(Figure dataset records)
━━━━━━━━

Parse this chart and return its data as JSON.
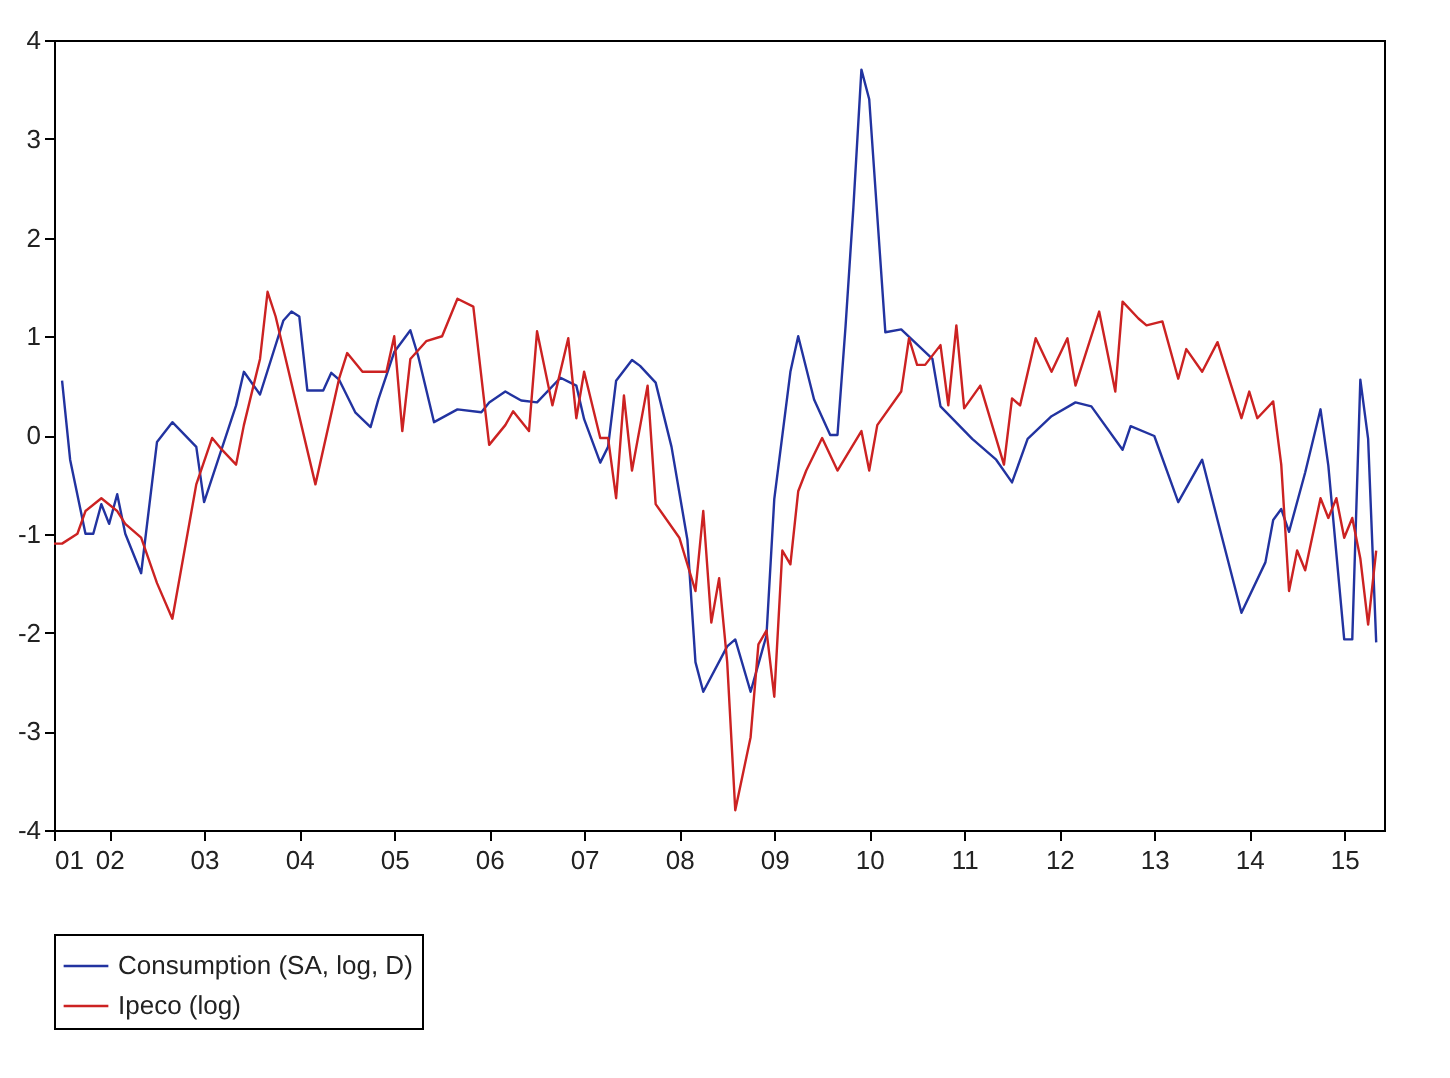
{
  "chart_data": {
    "type": "line",
    "xlim": [
      "2001-12",
      "2015-12"
    ],
    "xticks": [
      {
        "value": "2001-12",
        "label": "01"
      },
      {
        "value": "2002-07",
        "label": "02"
      },
      {
        "value": "2003-07",
        "label": "03"
      },
      {
        "value": "2004-07",
        "label": "04"
      },
      {
        "value": "2005-07",
        "label": "05"
      },
      {
        "value": "2006-07",
        "label": "06"
      },
      {
        "value": "2007-07",
        "label": "07"
      },
      {
        "value": "2008-07",
        "label": "08"
      },
      {
        "value": "2009-07",
        "label": "09"
      },
      {
        "value": "2010-07",
        "label": "10"
      },
      {
        "value": "2011-07",
        "label": "11"
      },
      {
        "value": "2012-07",
        "label": "12"
      },
      {
        "value": "2013-07",
        "label": "13"
      },
      {
        "value": "2014-07",
        "label": "14"
      },
      {
        "value": "2015-07",
        "label": "15"
      }
    ],
    "ylim": [
      -4,
      4
    ],
    "yticks": [
      -4,
      -3,
      -2,
      -1,
      0,
      1,
      2,
      3,
      4
    ],
    "grid": false,
    "legend": "bottom",
    "series": [
      {
        "name": "Consumption (SA, log, D)",
        "color": "#2233a0",
        "x": [
          "2002-01",
          "2002-02",
          "2002-04",
          "2002-05",
          "2002-06",
          "2002-07",
          "2002-08",
          "2002-09",
          "2002-11",
          "2003-01",
          "2003-03",
          "2003-06",
          "2003-07",
          "2003-11",
          "2003-12",
          "2004-02",
          "2004-05",
          "2004-06",
          "2004-07",
          "2004-08",
          "2004-10",
          "2004-11",
          "2004-12",
          "2005-02",
          "2005-04",
          "2005-05",
          "2005-07",
          "2005-09",
          "2005-10",
          "2005-12",
          "2006-03",
          "2006-06",
          "2006-07",
          "2006-09",
          "2006-11",
          "2007-01",
          "2007-04",
          "2007-06",
          "2007-07",
          "2007-09",
          "2007-10",
          "2007-11",
          "2008-01",
          "2008-02",
          "2008-04",
          "2008-06",
          "2008-08",
          "2008-09",
          "2008-10",
          "2009-01",
          "2009-02",
          "2009-04",
          "2009-06",
          "2009-07",
          "2009-09",
          "2009-10",
          "2009-12",
          "2010-02",
          "2010-03",
          "2010-04",
          "2010-05",
          "2010-06",
          "2010-07",
          "2010-09",
          "2010-11",
          "2011-03",
          "2011-04",
          "2011-08",
          "2011-11",
          "2012-01",
          "2012-03",
          "2012-06",
          "2012-09",
          "2012-11",
          "2013-03",
          "2013-04",
          "2013-07",
          "2013-10",
          "2014-01",
          "2014-03",
          "2014-06",
          "2014-09",
          "2014-10",
          "2014-11",
          "2014-12",
          "2015-02",
          "2015-04",
          "2015-05",
          "2015-07",
          "2015-08",
          "2015-09",
          "2015-10",
          "2015-11"
        ],
        "values": [
          0.55,
          -0.25,
          -1.0,
          -1.0,
          -0.7,
          -0.9,
          -0.6,
          -1.0,
          -1.4,
          -0.07,
          0.13,
          -0.12,
          -0.68,
          0.3,
          0.64,
          0.41,
          1.16,
          1.25,
          1.2,
          0.45,
          0.45,
          0.63,
          0.56,
          0.23,
          0.08,
          0.36,
          0.84,
          1.06,
          0.8,
          0.13,
          0.26,
          0.23,
          0.33,
          0.44,
          0.35,
          0.33,
          0.58,
          0.5,
          0.16,
          -0.28,
          -0.12,
          0.55,
          0.76,
          0.7,
          0.53,
          -0.12,
          -1.06,
          -2.3,
          -2.6,
          -2.14,
          -2.07,
          -2.6,
          -2.03,
          -0.65,
          0.64,
          1.0,
          0.36,
          0.0,
          0.0,
          1.1,
          2.3,
          3.7,
          3.4,
          1.04,
          1.07,
          0.77,
          0.29,
          -0.04,
          -0.25,
          -0.48,
          -0.04,
          0.19,
          0.33,
          0.29,
          -0.15,
          0.09,
          -0.01,
          -0.68,
          -0.25,
          -0.86,
          -1.8,
          -1.29,
          -0.86,
          -0.75,
          -0.98,
          -0.38,
          0.26,
          -0.31,
          -2.07,
          -2.07,
          0.56,
          -0.04,
          -2.1
        ]
      },
      {
        "name": "Ipeco (log)",
        "color": "#cc2222",
        "x": [
          "2001-12",
          "2002-01",
          "2002-03",
          "2002-04",
          "2002-06",
          "2002-08",
          "2002-09",
          "2002-11",
          "2003-01",
          "2003-03",
          "2003-06",
          "2003-08",
          "2003-09",
          "2003-11",
          "2003-12",
          "2004-02",
          "2004-03",
          "2004-04",
          "2004-09",
          "2004-12",
          "2005-01",
          "2005-03",
          "2005-06",
          "2005-07",
          "2005-08",
          "2005-09",
          "2005-11",
          "2006-01",
          "2006-03",
          "2006-05",
          "2006-07",
          "2006-09",
          "2006-10",
          "2006-12",
          "2007-01",
          "2007-03",
          "2007-05",
          "2007-06",
          "2007-07",
          "2007-09",
          "2007-10",
          "2007-11",
          "2007-12",
          "2008-01",
          "2008-03",
          "2008-04",
          "2008-07",
          "2008-09",
          "2008-10",
          "2008-11",
          "2008-12",
          "2009-01",
          "2009-02",
          "2009-04",
          "2009-05",
          "2009-06",
          "2009-07",
          "2009-08",
          "2009-09",
          "2009-10",
          "2009-11",
          "2010-01",
          "2010-03",
          "2010-06",
          "2010-07",
          "2010-08",
          "2010-11",
          "2010-12",
          "2011-01",
          "2011-02",
          "2011-04",
          "2011-05",
          "2011-06",
          "2011-07",
          "2011-09",
          "2011-12",
          "2012-01",
          "2012-02",
          "2012-04",
          "2012-06",
          "2012-08",
          "2012-09",
          "2012-12",
          "2013-02",
          "2013-03",
          "2013-05",
          "2013-06",
          "2013-08",
          "2013-10",
          "2013-11",
          "2014-01",
          "2014-03",
          "2014-06",
          "2014-07",
          "2014-08",
          "2014-10",
          "2014-11",
          "2014-12",
          "2015-01",
          "2015-02",
          "2015-04",
          "2015-05",
          "2015-06",
          "2015-07",
          "2015-08",
          "2015-09",
          "2015-10",
          "2015-11"
        ],
        "values": [
          -1.1,
          -1.1,
          -1.0,
          -0.77,
          -0.64,
          -0.77,
          -0.9,
          -1.04,
          -1.5,
          -1.86,
          -0.5,
          -0.03,
          -0.13,
          -0.3,
          0.1,
          0.77,
          1.45,
          1.2,
          -0.5,
          0.57,
          0.83,
          0.64,
          0.64,
          1.0,
          0.04,
          0.77,
          0.95,
          1.0,
          1.38,
          1.3,
          -0.1,
          0.1,
          0.24,
          0.04,
          1.05,
          0.3,
          0.98,
          0.17,
          0.64,
          -0.03,
          -0.03,
          -0.64,
          0.4,
          -0.36,
          0.5,
          -0.7,
          -1.04,
          -1.58,
          -0.77,
          -1.9,
          -1.45,
          -2.3,
          -3.8,
          -3.06,
          -2.12,
          -1.98,
          -2.65,
          -1.17,
          -1.31,
          -0.57,
          -0.36,
          -0.03,
          -0.36,
          0.04,
          -0.36,
          0.1,
          0.44,
          0.98,
          0.71,
          0.71,
          0.91,
          0.3,
          1.11,
          0.27,
          0.5,
          -0.3,
          0.37,
          0.3,
          0.98,
          0.64,
          0.98,
          0.5,
          1.25,
          0.44,
          1.35,
          1.18,
          1.11,
          1.15,
          0.57,
          0.87,
          0.64,
          0.94,
          0.17,
          0.44,
          0.17,
          0.34,
          -0.3,
          -1.58,
          -1.17,
          -1.37,
          -0.64,
          -0.84,
          -0.64,
          -1.04,
          -0.84,
          -1.25,
          -1.92,
          -1.17
        ]
      }
    ]
  }
}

━━━━━━━━

--- STATED GOAL ---
Search the records for the word "name", then list every line that has it.

--- TASK OUTPUT ---
        "name": "Consumption (SA, log, D)",
        "name": "Ipeco (log)",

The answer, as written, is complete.